(Stored entries)
** start **

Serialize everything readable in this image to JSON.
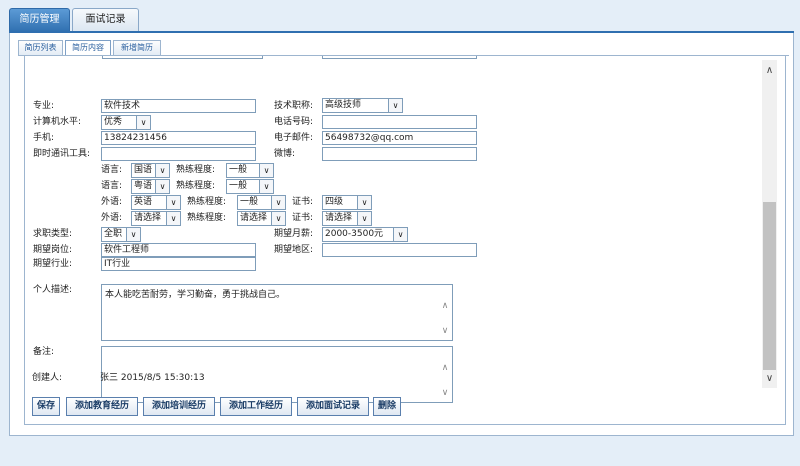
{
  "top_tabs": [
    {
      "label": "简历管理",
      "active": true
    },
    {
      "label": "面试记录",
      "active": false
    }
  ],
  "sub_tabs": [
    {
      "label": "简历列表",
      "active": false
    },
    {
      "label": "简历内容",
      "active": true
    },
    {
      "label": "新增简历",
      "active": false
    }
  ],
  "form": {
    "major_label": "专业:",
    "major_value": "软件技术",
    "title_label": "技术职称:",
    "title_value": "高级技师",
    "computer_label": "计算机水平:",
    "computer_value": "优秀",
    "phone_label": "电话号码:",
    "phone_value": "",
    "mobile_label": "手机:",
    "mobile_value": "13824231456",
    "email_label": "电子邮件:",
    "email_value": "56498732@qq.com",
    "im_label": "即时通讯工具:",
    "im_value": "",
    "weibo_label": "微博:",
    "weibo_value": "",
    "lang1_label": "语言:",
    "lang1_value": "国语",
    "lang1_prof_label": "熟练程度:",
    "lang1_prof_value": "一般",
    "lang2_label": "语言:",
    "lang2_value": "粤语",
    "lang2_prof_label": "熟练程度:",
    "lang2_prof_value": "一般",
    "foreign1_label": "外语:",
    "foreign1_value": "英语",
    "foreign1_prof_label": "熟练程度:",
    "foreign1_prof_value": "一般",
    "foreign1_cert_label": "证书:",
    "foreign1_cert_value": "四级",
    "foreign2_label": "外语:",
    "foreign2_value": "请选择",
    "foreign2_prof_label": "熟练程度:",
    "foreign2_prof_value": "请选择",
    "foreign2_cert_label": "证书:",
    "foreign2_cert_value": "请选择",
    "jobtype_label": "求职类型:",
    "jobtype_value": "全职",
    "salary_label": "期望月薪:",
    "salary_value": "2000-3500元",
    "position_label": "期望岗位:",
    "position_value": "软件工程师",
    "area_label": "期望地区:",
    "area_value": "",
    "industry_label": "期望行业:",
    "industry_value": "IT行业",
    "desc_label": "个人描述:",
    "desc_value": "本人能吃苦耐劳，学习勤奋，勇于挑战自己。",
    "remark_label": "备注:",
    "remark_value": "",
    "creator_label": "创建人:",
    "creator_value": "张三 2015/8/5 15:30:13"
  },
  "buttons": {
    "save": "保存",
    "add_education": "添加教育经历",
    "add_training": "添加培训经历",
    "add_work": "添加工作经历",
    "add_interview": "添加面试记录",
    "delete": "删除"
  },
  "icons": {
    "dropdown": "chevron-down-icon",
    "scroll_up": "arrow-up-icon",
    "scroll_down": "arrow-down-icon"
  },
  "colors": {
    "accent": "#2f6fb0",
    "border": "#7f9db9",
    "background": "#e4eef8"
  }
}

** end **

Go through the listing above and write it out again exactly, dropping the pictures.

# [Correct output]
Serialize everything readable in this image to JSON.
{
  "top_tabs": [
    {
      "label": "简历管理",
      "active": true
    },
    {
      "label": "面试记录",
      "active": false
    }
  ],
  "sub_tabs": [
    {
      "label": "简历列表",
      "active": false
    },
    {
      "label": "简历内容",
      "active": true
    },
    {
      "label": "新增简历",
      "active": false
    }
  ],
  "form": {
    "major_label": "专业:",
    "major_value": "软件技术",
    "title_label": "技术职称:",
    "title_value": "高级技师",
    "computer_label": "计算机水平:",
    "computer_value": "优秀",
    "phone_label": "电话号码:",
    "phone_value": "",
    "mobile_label": "手机:",
    "mobile_value": "13824231456",
    "email_label": "电子邮件:",
    "email_value": "56498732@qq.com",
    "im_label": "即时通讯工具:",
    "im_value": "",
    "weibo_label": "微博:",
    "weibo_value": "",
    "lang1_label": "语言:",
    "lang1_value": "国语",
    "lang1_prof_label": "熟练程度:",
    "lang1_prof_value": "一般",
    "lang2_label": "语言:",
    "lang2_value": "粤语",
    "lang2_prof_label": "熟练程度:",
    "lang2_prof_value": "一般",
    "foreign1_label": "外语:",
    "foreign1_value": "英语",
    "foreign1_prof_label": "熟练程度:",
    "foreign1_prof_value": "一般",
    "foreign1_cert_label": "证书:",
    "foreign1_cert_value": "四级",
    "foreign2_label": "外语:",
    "foreign2_value": "请选择",
    "foreign2_prof_label": "熟练程度:",
    "foreign2_prof_value": "请选择",
    "foreign2_cert_label": "证书:",
    "foreign2_cert_value": "请选择",
    "jobtype_label": "求职类型:",
    "jobtype_value": "全职",
    "salary_label": "期望月薪:",
    "salary_value": "2000-3500元",
    "position_label": "期望岗位:",
    "position_value": "软件工程师",
    "area_label": "期望地区:",
    "area_value": "",
    "industry_label": "期望行业:",
    "industry_value": "IT行业",
    "desc_label": "个人描述:",
    "desc_value": "本人能吃苦耐劳，学习勤奋，勇于挑战自己。",
    "remark_label": "备注:",
    "remark_value": "",
    "creator_label": "创建人:",
    "creator_value": "张三 2015/8/5 15:30:13"
  },
  "buttons": {
    "save": "保存",
    "add_education": "添加教育经历",
    "add_training": "添加培训经历",
    "add_work": "添加工作经历",
    "add_interview": "添加面试记录",
    "delete": "删除"
  },
  "icons": {
    "dropdown": "chevron-down-icon",
    "scroll_up": "arrow-up-icon",
    "scroll_down": "arrow-down-icon"
  },
  "colors": {
    "accent": "#2f6fb0",
    "border": "#7f9db9",
    "background": "#e4eef8"
  }
}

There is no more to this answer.